Locate the lines where "date" occurs and copy them as they stand.

====================

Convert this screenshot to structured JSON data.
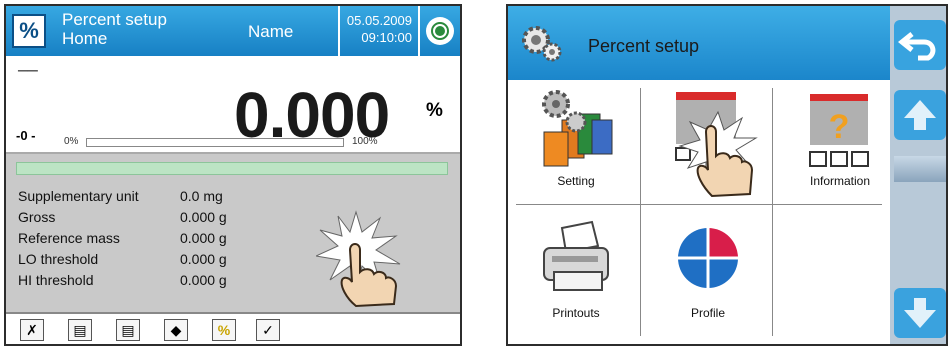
{
  "left_screen": {
    "header": {
      "mode_icon": "percent-icon",
      "title_line1": "Percent setup",
      "title_line2": "Home",
      "user": "Name",
      "date": "05.05.2009",
      "time": "09:10:00"
    },
    "display": {
      "stability": "──",
      "zero": "-0 -",
      "value": "0.000",
      "unit": "%",
      "bar_min": "0%",
      "bar_max": "100%",
      "bar_fill": 0
    },
    "info": {
      "rows": [
        {
          "label": "Supplementary unit",
          "value": "0.0 mg"
        },
        {
          "label": "Gross",
          "value": "0.000 g"
        },
        {
          "label": "Reference mass",
          "value": "0.000 g"
        },
        {
          "label": "LO threshold",
          "value": "0.000 g"
        },
        {
          "label": "HI threshold",
          "value": "0.000 g"
        }
      ]
    },
    "footer_icons": [
      "tools-icon",
      "printer-header-icon",
      "printer-footer-icon",
      "package-icon",
      "percent-reference-icon",
      "calibration-icon"
    ]
  },
  "right_screen": {
    "header": {
      "title": "Percent setup",
      "icon": "gears-icon"
    },
    "tiles": [
      {
        "label": "Setting",
        "icon": "settings-icon"
      },
      {
        "label": "",
        "icon": "display-icon"
      },
      {
        "label": "Information",
        "icon": "information-icon"
      },
      {
        "label": "Printouts",
        "icon": "printer-icon"
      },
      {
        "label": "Profile",
        "icon": "profile-icon"
      }
    ],
    "side_buttons": [
      "back-arrow-icon",
      "up-arrow-icon",
      "down-arrow-icon"
    ]
  },
  "colors": {
    "header_blue": "#1b86cb",
    "info_bg": "#c9c9c9",
    "accent_red": "#d92b2b",
    "green": "#2a8a3c"
  }
}
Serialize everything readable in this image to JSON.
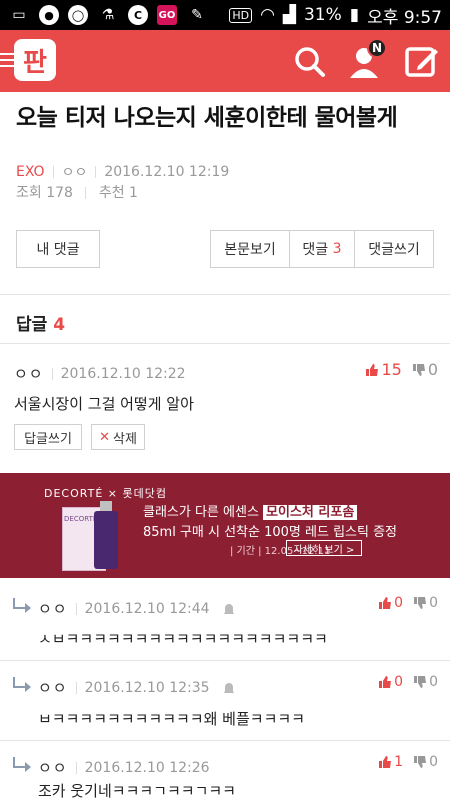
{
  "status_bar": {
    "battery_pct": "31%",
    "time": "오후 9:57",
    "hd_label": "HD",
    "go_label": "GO"
  },
  "header": {
    "logo_text": "판",
    "notification_badge": "N"
  },
  "post": {
    "title": "오늘 티저 나오는지 세훈이한테 물어볼게",
    "category": "EXO",
    "author": "ㅇㅇ",
    "date": "2016.12.10 12:19",
    "views_label": "조회 178",
    "recommend_label": "추천 1"
  },
  "actions": {
    "my_comments": "내 댓글",
    "view_body": "본문보기",
    "comments_label": "댓글",
    "comments_count": "3",
    "write_comment": "댓글쓰기"
  },
  "replies_section": {
    "label": "답글",
    "count": "4"
  },
  "main_comment": {
    "author": "ㅇㅇ",
    "date": "2016.12.10 12:22",
    "text": "서울시장이 그걸 어떻게 알아",
    "up": "15",
    "down": "0",
    "reply_button": "답글쓰기",
    "delete_button": "삭제"
  },
  "ad": {
    "brand": "DECORTÉ × 롯데닷컴",
    "product_label": "DECORTÉ",
    "line1_pre": "클래스가 다른 에센스",
    "line1_highlight": "모이스처 리포솜",
    "line2": "85ml 구매 시 선착순 100명 레드 립스틱 증정",
    "period": "| 기간 | 12.05~12.11",
    "cta": "자세히 보기 >"
  },
  "replies": [
    {
      "author": "ㅇㅇ",
      "date": "2016.12.10 12:44",
      "text": "ㅅㅂㅋㅋㅋㅋㅋㅋㅋㅋㅋㅋㅋㅋㅋㅋㅋㅋㅋㅋㅋ",
      "up": "0",
      "down": "0"
    },
    {
      "author": "ㅇㅇ",
      "date": "2016.12.10 12:35",
      "text": "ㅂㅋㅋㅋㅋㅋㅋㅋㅋㅋㅋㅋ왜 베플ㅋㅋㅋㅋ",
      "up": "0",
      "down": "0"
    },
    {
      "author": "ㅇㅇ",
      "date": "2016.12.10 12:26",
      "text": "조카 웃기네ㅋㅋㅋㄱㅋㅋㄱㅋㅋ",
      "up": "1",
      "down": "0"
    }
  ],
  "colors": {
    "brand": "#e84a4a",
    "ad_bg": "#8d1f33"
  },
  "icons": [
    "search-icon",
    "user-icon",
    "edit-icon",
    "thumb-up-icon",
    "thumb-down-icon",
    "reply-arrow-icon",
    "bell-icon"
  ]
}
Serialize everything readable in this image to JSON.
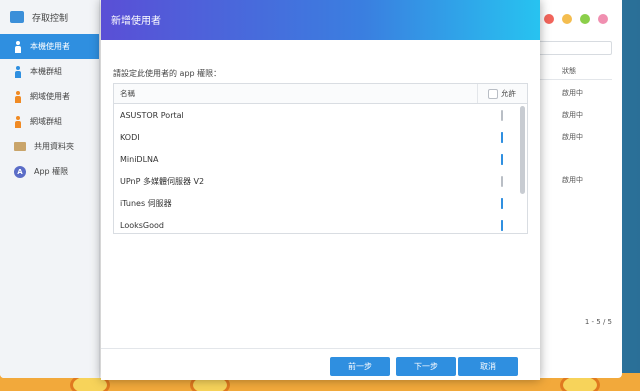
{
  "sidebar": {
    "title": "存取控制",
    "items": [
      {
        "label": "本機使用者"
      },
      {
        "label": "本機群組"
      },
      {
        "label": "網域使用者"
      },
      {
        "label": "網域群組"
      },
      {
        "label": "共用資料夾"
      },
      {
        "label": "App 權限"
      }
    ]
  },
  "background_table": {
    "status_header": "狀態",
    "rows": [
      "啟用中",
      "啟用中",
      "啟用中",
      "啟用中"
    ],
    "pagination": "1 - 5 / 5"
  },
  "window_buttons": [
    "#f2655c",
    "#f4bd4f",
    "#8bcf4a",
    "#f08fb0"
  ],
  "dialog": {
    "title": "新增使用者",
    "instruction": "請設定此使用者的 app 權限：",
    "columns": {
      "name": "名稱",
      "allow": "允許"
    },
    "apps": [
      {
        "name": "ASUSTOR Portal",
        "allowed": false
      },
      {
        "name": "KODI",
        "allowed": true
      },
      {
        "name": "MiniDLNA",
        "allowed": true
      },
      {
        "name": "UPnP 多媒體伺服器 V2",
        "allowed": false
      },
      {
        "name": "iTunes 伺服器",
        "allowed": true
      },
      {
        "name": "LooksGood",
        "allowed": true
      }
    ],
    "buttons": {
      "prev": "前一步",
      "next": "下一步",
      "cancel": "取消"
    }
  },
  "colors": {
    "accent": "#2f8fe0",
    "header_start": "#5a4fd6",
    "header_end": "#27c3f0"
  }
}
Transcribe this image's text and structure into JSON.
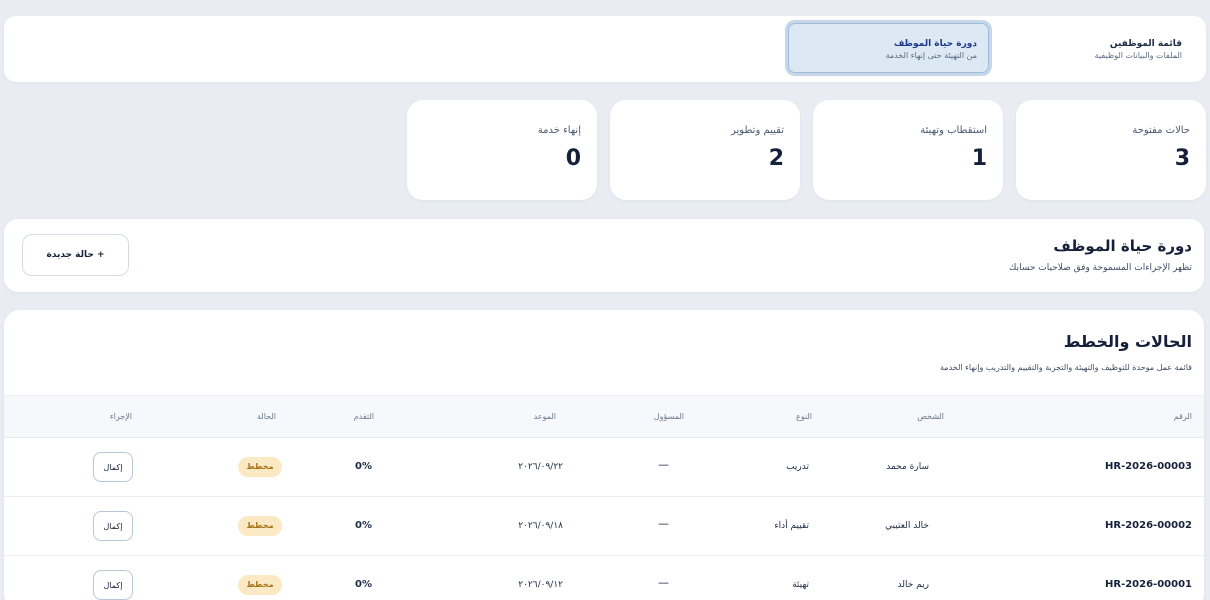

====================

▸ **Response to the task**
      "date": "05.05.2009",
    "date": "2016.12.10 12:19",
    "date": "2016.12.10 12:22",
      "date": "2016.12.10 12:44",
      "date": "2016.12.10 12:35",
      "date": "2016.12.10 12:26",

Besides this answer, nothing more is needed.